=== TASK INPUTS ===
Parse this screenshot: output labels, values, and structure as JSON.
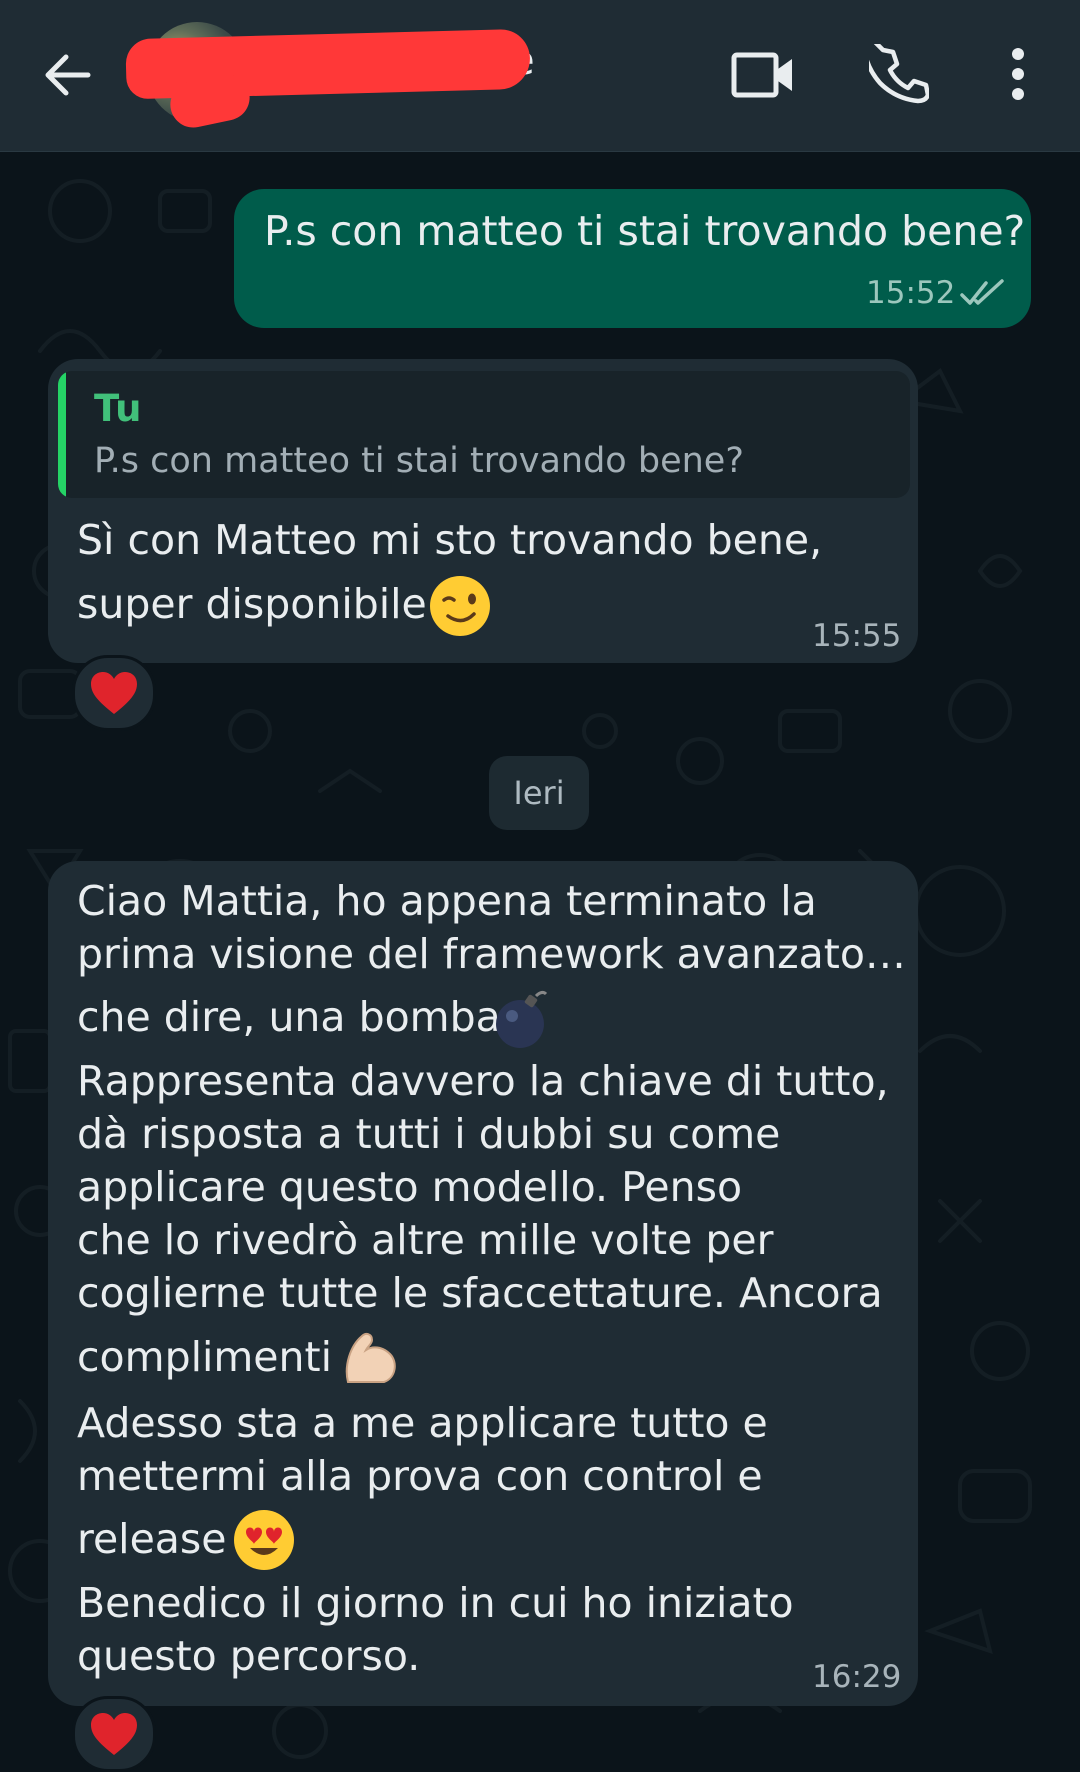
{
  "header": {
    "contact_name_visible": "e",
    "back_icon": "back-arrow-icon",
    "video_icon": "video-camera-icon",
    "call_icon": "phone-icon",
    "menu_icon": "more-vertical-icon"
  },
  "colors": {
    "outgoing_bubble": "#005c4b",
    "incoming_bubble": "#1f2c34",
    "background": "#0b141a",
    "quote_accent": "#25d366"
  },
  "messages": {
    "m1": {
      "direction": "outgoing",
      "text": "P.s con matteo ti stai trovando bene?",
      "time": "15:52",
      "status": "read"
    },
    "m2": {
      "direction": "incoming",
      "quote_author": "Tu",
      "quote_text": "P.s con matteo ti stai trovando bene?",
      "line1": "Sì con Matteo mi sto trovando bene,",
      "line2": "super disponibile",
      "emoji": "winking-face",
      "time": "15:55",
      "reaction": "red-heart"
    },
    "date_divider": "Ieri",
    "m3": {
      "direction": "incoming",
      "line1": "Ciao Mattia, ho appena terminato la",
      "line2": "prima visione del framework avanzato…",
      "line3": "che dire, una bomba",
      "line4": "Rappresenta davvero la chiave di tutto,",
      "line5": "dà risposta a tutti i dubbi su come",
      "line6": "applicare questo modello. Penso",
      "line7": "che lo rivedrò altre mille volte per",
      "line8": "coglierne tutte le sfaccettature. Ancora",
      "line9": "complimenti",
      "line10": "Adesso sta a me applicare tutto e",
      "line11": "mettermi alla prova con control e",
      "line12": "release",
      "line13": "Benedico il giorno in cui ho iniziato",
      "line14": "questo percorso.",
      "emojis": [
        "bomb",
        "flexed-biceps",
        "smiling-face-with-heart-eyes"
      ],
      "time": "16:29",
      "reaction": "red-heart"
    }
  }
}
===
=== TASK INPUTS ===
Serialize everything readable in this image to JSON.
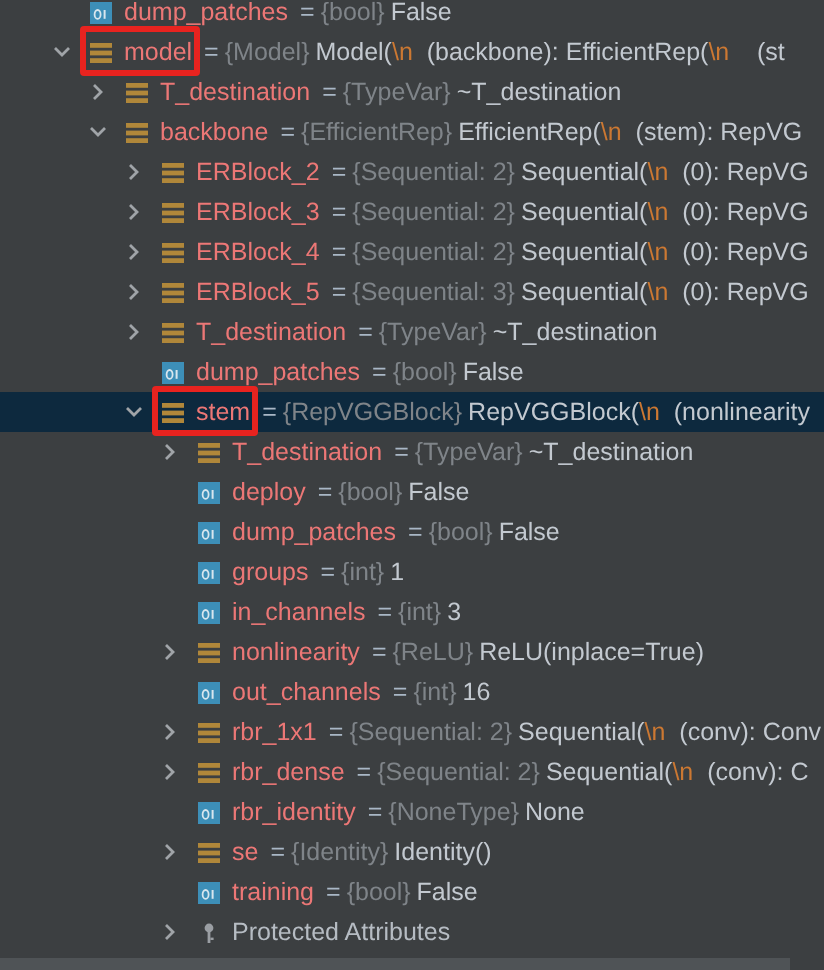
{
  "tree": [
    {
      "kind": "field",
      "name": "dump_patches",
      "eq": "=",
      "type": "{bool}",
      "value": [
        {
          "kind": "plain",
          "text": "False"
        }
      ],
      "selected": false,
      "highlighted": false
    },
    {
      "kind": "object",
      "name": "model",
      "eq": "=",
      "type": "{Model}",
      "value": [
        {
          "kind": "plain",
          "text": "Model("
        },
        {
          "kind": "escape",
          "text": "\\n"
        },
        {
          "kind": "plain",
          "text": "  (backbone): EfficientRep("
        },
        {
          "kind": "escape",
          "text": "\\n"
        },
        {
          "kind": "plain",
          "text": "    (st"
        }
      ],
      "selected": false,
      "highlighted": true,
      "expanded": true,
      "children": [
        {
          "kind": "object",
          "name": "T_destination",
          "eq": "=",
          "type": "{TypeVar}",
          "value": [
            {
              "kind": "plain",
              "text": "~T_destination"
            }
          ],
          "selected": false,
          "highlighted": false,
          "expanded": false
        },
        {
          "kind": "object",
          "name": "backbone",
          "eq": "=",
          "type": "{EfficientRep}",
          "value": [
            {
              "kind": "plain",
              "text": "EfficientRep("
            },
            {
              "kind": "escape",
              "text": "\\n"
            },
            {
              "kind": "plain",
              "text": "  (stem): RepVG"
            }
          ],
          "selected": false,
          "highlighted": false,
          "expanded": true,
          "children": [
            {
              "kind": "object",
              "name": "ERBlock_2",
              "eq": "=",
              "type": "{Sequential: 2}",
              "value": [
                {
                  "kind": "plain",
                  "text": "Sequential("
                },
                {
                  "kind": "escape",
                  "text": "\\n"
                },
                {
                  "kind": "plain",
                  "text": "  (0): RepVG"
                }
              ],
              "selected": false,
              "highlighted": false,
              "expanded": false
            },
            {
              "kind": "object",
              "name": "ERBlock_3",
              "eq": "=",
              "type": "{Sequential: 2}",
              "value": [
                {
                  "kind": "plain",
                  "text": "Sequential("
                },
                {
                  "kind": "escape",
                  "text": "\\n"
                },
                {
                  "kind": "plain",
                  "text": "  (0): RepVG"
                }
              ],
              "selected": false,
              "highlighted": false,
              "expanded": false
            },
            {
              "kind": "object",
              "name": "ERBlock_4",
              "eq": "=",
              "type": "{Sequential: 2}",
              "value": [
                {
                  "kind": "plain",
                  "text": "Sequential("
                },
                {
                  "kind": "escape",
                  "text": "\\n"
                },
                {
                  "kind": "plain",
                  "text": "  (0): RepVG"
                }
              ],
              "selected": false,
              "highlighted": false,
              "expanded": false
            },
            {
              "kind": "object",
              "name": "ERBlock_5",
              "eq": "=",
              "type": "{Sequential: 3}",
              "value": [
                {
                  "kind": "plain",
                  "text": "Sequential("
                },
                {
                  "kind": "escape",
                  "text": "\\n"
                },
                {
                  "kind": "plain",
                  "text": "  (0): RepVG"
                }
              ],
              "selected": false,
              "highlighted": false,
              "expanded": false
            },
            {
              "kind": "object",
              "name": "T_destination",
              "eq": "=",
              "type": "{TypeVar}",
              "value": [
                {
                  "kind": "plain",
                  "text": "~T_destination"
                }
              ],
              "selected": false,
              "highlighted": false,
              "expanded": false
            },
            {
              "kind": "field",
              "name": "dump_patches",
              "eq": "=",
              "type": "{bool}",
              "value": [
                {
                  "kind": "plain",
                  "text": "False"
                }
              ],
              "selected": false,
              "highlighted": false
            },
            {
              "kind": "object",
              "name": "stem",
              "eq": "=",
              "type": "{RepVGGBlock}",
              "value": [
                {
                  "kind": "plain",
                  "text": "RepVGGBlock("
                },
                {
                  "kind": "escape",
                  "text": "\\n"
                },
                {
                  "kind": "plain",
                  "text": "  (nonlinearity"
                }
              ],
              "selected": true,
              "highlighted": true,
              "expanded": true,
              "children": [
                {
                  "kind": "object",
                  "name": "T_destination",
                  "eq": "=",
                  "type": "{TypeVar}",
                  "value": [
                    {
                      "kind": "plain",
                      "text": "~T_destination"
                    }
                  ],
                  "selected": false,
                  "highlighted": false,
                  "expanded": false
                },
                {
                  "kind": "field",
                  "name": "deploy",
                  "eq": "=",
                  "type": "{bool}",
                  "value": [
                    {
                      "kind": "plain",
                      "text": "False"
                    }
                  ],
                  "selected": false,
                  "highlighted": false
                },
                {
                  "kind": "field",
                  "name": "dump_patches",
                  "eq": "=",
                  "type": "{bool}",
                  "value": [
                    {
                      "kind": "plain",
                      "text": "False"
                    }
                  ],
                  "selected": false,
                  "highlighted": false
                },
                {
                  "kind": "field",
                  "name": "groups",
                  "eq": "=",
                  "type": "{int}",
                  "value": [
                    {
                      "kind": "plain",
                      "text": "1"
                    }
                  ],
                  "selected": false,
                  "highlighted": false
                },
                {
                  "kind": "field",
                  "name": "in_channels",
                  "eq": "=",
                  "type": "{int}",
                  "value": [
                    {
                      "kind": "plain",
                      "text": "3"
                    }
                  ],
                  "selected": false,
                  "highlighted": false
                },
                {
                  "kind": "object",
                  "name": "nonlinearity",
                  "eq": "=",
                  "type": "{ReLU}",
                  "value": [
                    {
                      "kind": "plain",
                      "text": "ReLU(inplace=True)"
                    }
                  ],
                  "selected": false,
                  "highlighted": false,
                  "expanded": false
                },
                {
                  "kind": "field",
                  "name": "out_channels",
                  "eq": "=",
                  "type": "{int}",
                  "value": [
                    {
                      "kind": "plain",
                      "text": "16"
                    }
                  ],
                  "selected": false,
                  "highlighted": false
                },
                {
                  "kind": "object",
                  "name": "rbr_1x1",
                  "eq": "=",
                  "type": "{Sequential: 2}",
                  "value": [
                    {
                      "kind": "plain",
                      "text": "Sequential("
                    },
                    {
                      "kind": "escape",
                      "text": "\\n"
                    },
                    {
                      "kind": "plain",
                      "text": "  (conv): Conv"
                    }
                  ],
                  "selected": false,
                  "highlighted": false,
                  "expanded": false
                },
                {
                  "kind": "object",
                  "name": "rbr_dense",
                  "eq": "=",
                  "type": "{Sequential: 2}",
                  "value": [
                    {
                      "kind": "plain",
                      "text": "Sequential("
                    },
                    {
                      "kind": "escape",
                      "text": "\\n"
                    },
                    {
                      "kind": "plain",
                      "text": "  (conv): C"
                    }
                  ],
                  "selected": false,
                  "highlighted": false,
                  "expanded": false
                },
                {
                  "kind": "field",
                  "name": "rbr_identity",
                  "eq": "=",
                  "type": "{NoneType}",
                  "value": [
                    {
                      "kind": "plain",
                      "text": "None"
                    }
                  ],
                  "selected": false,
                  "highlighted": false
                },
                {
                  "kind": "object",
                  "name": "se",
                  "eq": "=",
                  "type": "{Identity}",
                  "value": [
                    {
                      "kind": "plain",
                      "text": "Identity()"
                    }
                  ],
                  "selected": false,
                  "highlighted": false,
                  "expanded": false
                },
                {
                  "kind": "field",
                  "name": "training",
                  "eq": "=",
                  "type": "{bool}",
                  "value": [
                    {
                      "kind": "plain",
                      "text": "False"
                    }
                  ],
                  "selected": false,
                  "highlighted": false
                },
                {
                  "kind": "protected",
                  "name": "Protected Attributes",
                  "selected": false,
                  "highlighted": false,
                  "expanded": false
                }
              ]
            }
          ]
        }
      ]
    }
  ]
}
===
=== TASK INPUTS ===
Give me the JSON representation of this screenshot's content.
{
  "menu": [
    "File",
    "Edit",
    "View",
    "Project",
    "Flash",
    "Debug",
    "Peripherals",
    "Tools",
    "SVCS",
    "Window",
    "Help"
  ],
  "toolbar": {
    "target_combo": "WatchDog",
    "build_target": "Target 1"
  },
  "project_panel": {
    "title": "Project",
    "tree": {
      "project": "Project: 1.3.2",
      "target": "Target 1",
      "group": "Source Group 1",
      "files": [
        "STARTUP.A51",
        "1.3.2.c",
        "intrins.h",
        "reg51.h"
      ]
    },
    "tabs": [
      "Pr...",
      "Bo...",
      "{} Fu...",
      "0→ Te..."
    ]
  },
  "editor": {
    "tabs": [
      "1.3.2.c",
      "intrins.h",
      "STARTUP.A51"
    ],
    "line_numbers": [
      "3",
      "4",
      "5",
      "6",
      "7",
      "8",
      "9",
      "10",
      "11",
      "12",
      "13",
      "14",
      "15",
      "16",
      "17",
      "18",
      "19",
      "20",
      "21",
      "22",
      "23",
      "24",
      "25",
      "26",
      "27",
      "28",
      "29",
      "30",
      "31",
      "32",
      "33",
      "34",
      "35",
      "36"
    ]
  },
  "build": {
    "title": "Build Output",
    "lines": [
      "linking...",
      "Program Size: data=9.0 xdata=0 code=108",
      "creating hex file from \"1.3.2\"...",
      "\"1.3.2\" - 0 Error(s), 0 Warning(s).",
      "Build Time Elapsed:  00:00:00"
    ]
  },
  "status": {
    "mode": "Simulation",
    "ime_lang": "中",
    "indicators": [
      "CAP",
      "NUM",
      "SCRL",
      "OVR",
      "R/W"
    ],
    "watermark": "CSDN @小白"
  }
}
===
§ **WHAT NEEDS TO BE DONE**: Look through the records and gather each line with the word "EfficientRep".

§ **SOLUTION TO THIS TASK**:
          "text": "  (backbone): EfficientRep("
          "type": "{EfficientRep}",
              "text": "EfficientRep("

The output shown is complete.